Extract the records in full, leaving every picture out.

--- begin ---

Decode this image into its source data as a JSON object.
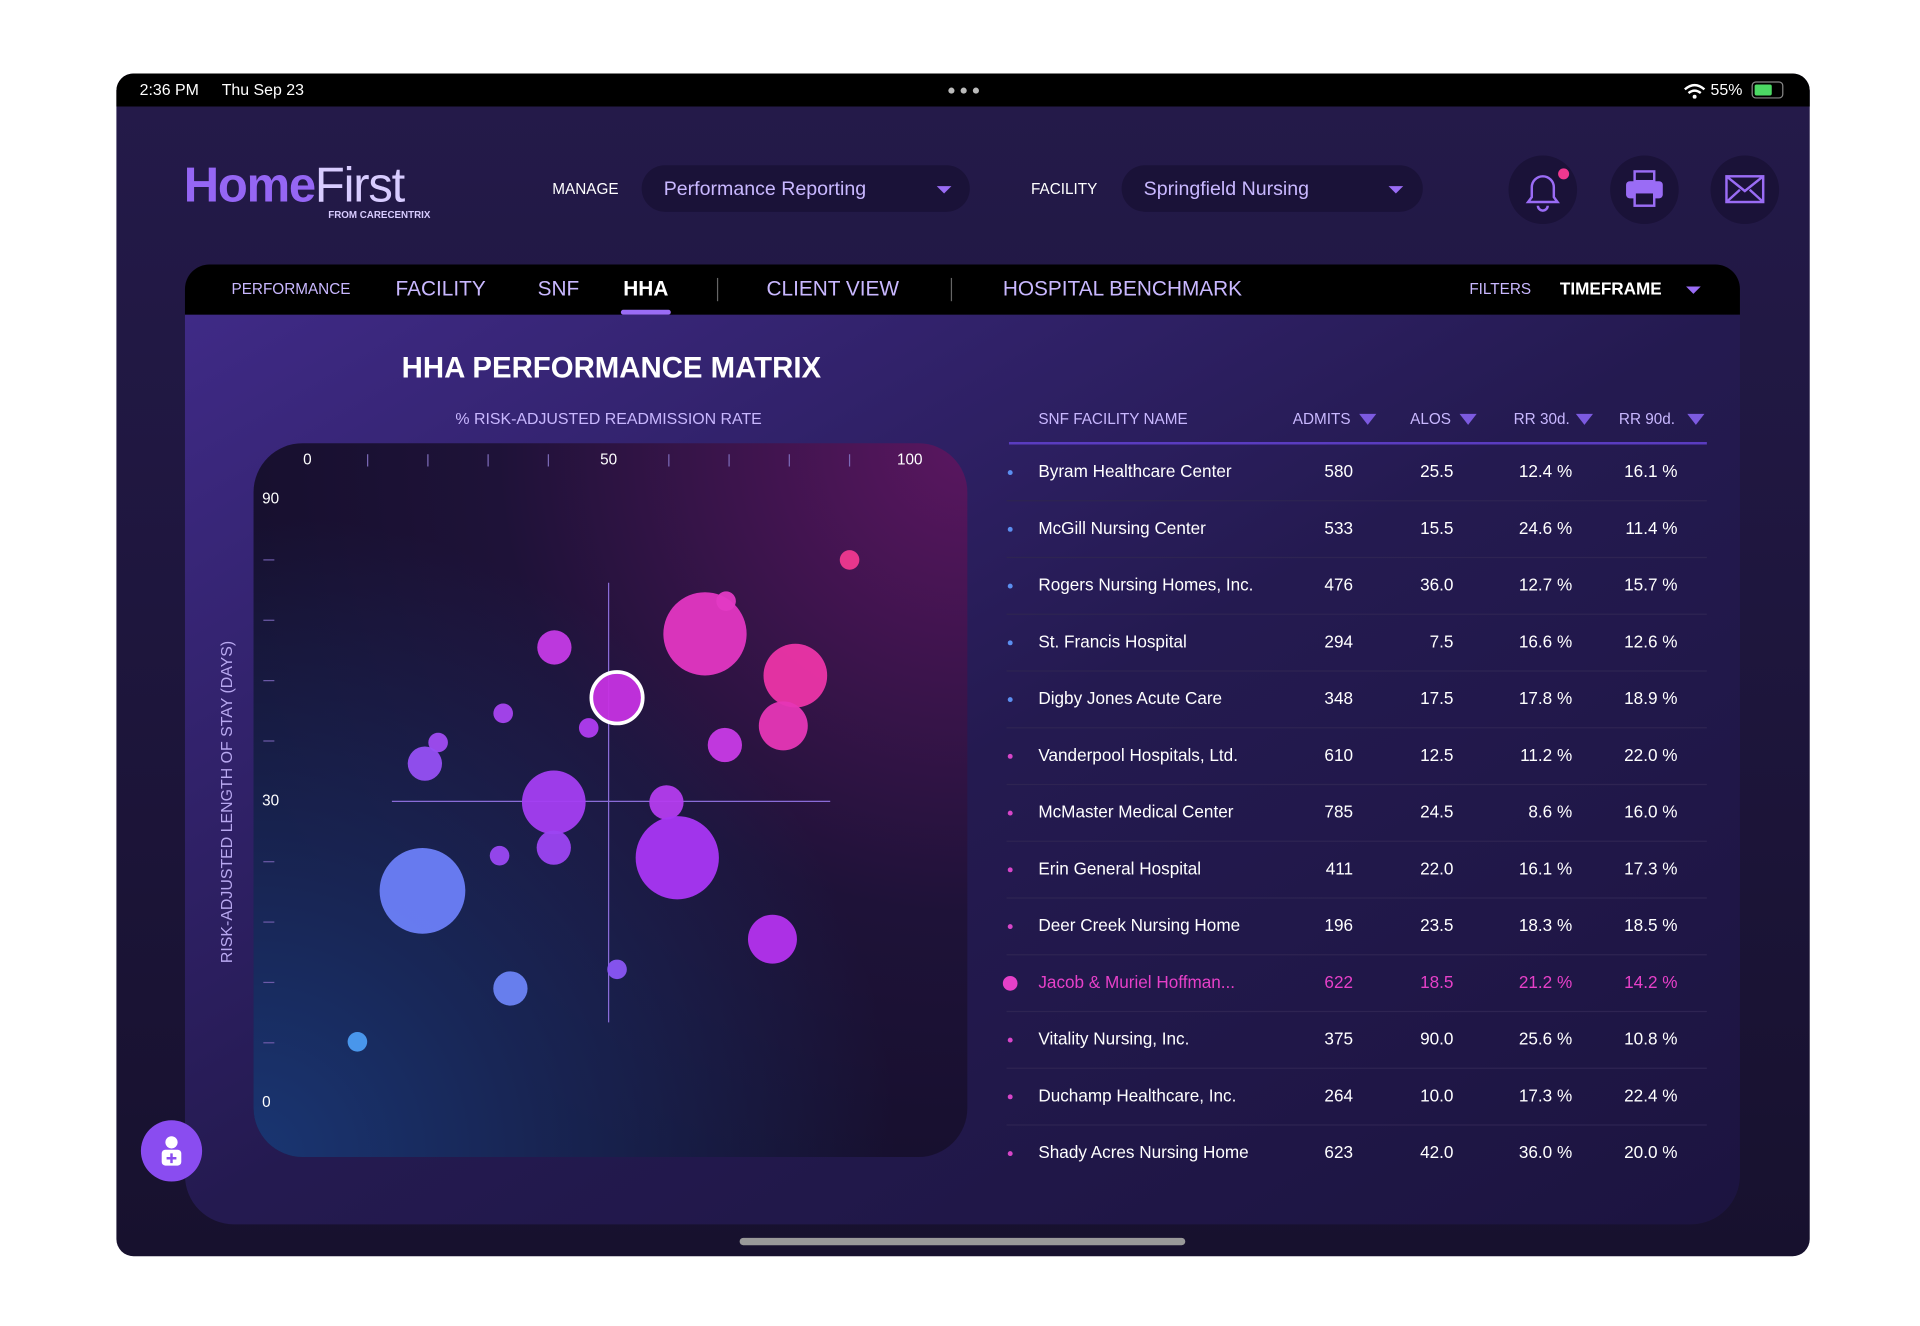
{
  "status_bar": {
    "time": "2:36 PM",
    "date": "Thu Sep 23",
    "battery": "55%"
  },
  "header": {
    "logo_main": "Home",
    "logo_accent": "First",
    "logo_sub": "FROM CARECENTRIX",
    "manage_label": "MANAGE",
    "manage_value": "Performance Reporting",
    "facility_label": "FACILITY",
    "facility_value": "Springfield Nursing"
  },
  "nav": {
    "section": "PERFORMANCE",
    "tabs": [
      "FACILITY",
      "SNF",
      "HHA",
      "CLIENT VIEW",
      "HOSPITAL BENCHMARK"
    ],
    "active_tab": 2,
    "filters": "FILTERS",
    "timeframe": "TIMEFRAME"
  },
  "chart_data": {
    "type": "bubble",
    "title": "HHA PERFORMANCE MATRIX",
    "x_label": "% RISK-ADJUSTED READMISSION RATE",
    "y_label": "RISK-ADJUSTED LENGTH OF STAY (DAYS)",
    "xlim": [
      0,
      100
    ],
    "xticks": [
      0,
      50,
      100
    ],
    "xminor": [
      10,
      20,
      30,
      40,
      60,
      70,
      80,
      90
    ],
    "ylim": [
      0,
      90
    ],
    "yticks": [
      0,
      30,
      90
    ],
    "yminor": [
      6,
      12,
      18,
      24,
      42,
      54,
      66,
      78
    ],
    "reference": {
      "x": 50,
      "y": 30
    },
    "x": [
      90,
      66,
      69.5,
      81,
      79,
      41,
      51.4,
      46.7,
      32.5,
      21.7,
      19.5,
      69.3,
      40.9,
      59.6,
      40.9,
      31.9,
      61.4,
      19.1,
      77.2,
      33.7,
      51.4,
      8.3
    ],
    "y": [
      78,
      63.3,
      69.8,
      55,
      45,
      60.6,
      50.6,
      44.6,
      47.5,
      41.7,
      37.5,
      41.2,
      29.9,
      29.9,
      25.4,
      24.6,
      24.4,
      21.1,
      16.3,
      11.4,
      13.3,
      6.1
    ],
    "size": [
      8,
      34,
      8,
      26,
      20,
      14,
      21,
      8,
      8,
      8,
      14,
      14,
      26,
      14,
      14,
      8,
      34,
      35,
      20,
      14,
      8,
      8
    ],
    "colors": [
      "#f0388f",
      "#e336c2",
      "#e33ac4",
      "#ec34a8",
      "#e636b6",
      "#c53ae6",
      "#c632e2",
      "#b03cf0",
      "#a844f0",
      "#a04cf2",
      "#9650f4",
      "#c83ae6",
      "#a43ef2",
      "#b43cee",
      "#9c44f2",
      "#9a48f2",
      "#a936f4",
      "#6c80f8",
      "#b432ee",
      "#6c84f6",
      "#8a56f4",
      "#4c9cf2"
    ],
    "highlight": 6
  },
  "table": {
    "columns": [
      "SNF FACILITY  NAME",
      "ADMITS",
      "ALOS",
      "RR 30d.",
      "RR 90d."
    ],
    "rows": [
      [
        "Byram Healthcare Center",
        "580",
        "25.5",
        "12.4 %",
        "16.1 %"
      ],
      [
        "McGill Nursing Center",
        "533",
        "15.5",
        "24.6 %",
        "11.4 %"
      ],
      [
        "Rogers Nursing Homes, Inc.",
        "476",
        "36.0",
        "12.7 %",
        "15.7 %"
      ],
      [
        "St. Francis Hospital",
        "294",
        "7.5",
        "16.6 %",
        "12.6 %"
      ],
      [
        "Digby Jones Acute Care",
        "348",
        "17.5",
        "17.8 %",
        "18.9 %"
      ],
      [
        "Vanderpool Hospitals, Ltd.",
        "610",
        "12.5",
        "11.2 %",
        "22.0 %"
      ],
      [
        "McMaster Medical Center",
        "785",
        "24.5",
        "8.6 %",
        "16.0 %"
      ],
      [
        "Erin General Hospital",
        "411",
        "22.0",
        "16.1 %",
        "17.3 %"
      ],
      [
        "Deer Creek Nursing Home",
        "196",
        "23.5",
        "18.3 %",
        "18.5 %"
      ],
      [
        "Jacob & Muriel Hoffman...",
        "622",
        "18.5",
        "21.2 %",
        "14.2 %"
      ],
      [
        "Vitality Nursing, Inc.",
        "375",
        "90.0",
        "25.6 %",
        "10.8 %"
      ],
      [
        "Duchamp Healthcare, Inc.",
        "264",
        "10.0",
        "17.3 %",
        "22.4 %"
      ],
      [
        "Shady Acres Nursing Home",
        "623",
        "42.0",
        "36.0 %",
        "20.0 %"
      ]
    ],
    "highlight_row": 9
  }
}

--- end ---

> Result of this task
Decode this image into its source data as a JSON object.
{
  "status_bar": {
    "time": "2:36 PM",
    "date": "Thu Sep 23",
    "battery": "55%"
  },
  "header": {
    "logo_main": "Home",
    "logo_accent": "First",
    "logo_sub": "FROM CARECENTRIX",
    "manage_label": "MANAGE",
    "manage_value": "Performance Reporting",
    "facility_label": "FACILITY",
    "facility_value": "Springfield Nursing"
  },
  "nav": {
    "section": "PERFORMANCE",
    "tabs": [
      "FACILITY",
      "SNF",
      "HHA",
      "CLIENT VIEW",
      "HOSPITAL BENCHMARK"
    ],
    "active_tab": 2,
    "filters": "FILTERS",
    "timeframe": "TIMEFRAME"
  },
  "chart_data": {
    "type": "bubble",
    "title": "HHA PERFORMANCE MATRIX",
    "x_label": "% RISK-ADJUSTED READMISSION RATE",
    "y_label": "RISK-ADJUSTED LENGTH OF STAY (DAYS)",
    "xlim": [
      0,
      100
    ],
    "xticks": [
      0,
      50,
      100
    ],
    "xminor": [
      10,
      20,
      30,
      40,
      60,
      70,
      80,
      90
    ],
    "ylim": [
      0,
      90
    ],
    "yticks": [
      0,
      30,
      90
    ],
    "yminor": [
      6,
      12,
      18,
      24,
      42,
      54,
      66,
      78
    ],
    "reference": {
      "x": 50,
      "y": 30
    },
    "x": [
      90,
      66,
      69.5,
      81,
      79,
      41,
      51.4,
      46.7,
      32.5,
      21.7,
      19.5,
      69.3,
      40.9,
      59.6,
      40.9,
      31.9,
      61.4,
      19.1,
      77.2,
      33.7,
      51.4,
      8.3
    ],
    "y": [
      78,
      63.3,
      69.8,
      55,
      45,
      60.6,
      50.6,
      44.6,
      47.5,
      41.7,
      37.5,
      41.2,
      29.9,
      29.9,
      25.4,
      24.6,
      24.4,
      21.1,
      16.3,
      11.4,
      13.3,
      6.1
    ],
    "size": [
      8,
      34,
      8,
      26,
      20,
      14,
      21,
      8,
      8,
      8,
      14,
      14,
      26,
      14,
      14,
      8,
      34,
      35,
      20,
      14,
      8,
      8
    ],
    "colors": [
      "#f0388f",
      "#e336c2",
      "#e33ac4",
      "#ec34a8",
      "#e636b6",
      "#c53ae6",
      "#c632e2",
      "#b03cf0",
      "#a844f0",
      "#a04cf2",
      "#9650f4",
      "#c83ae6",
      "#a43ef2",
      "#b43cee",
      "#9c44f2",
      "#9a48f2",
      "#a936f4",
      "#6c80f8",
      "#b432ee",
      "#6c84f6",
      "#8a56f4",
      "#4c9cf2"
    ],
    "highlight": 6
  },
  "table": {
    "columns": [
      "SNF FACILITY  NAME",
      "ADMITS",
      "ALOS",
      "RR 30d.",
      "RR 90d."
    ],
    "rows": [
      [
        "Byram Healthcare Center",
        "580",
        "25.5",
        "12.4 %",
        "16.1 %"
      ],
      [
        "McGill Nursing Center",
        "533",
        "15.5",
        "24.6 %",
        "11.4 %"
      ],
      [
        "Rogers Nursing Homes, Inc.",
        "476",
        "36.0",
        "12.7 %",
        "15.7 %"
      ],
      [
        "St. Francis Hospital",
        "294",
        "7.5",
        "16.6 %",
        "12.6 %"
      ],
      [
        "Digby Jones Acute Care",
        "348",
        "17.5",
        "17.8 %",
        "18.9 %"
      ],
      [
        "Vanderpool Hospitals, Ltd.",
        "610",
        "12.5",
        "11.2 %",
        "22.0 %"
      ],
      [
        "McMaster Medical Center",
        "785",
        "24.5",
        "8.6 %",
        "16.0 %"
      ],
      [
        "Erin General Hospital",
        "411",
        "22.0",
        "16.1 %",
        "17.3 %"
      ],
      [
        "Deer Creek Nursing Home",
        "196",
        "23.5",
        "18.3 %",
        "18.5 %"
      ],
      [
        "Jacob & Muriel Hoffman...",
        "622",
        "18.5",
        "21.2 %",
        "14.2 %"
      ],
      [
        "Vitality Nursing, Inc.",
        "375",
        "90.0",
        "25.6 %",
        "10.8 %"
      ],
      [
        "Duchamp Healthcare, Inc.",
        "264",
        "10.0",
        "17.3 %",
        "22.4 %"
      ],
      [
        "Shady Acres Nursing Home",
        "623",
        "42.0",
        "36.0 %",
        "20.0 %"
      ]
    ],
    "highlight_row": 9
  }
}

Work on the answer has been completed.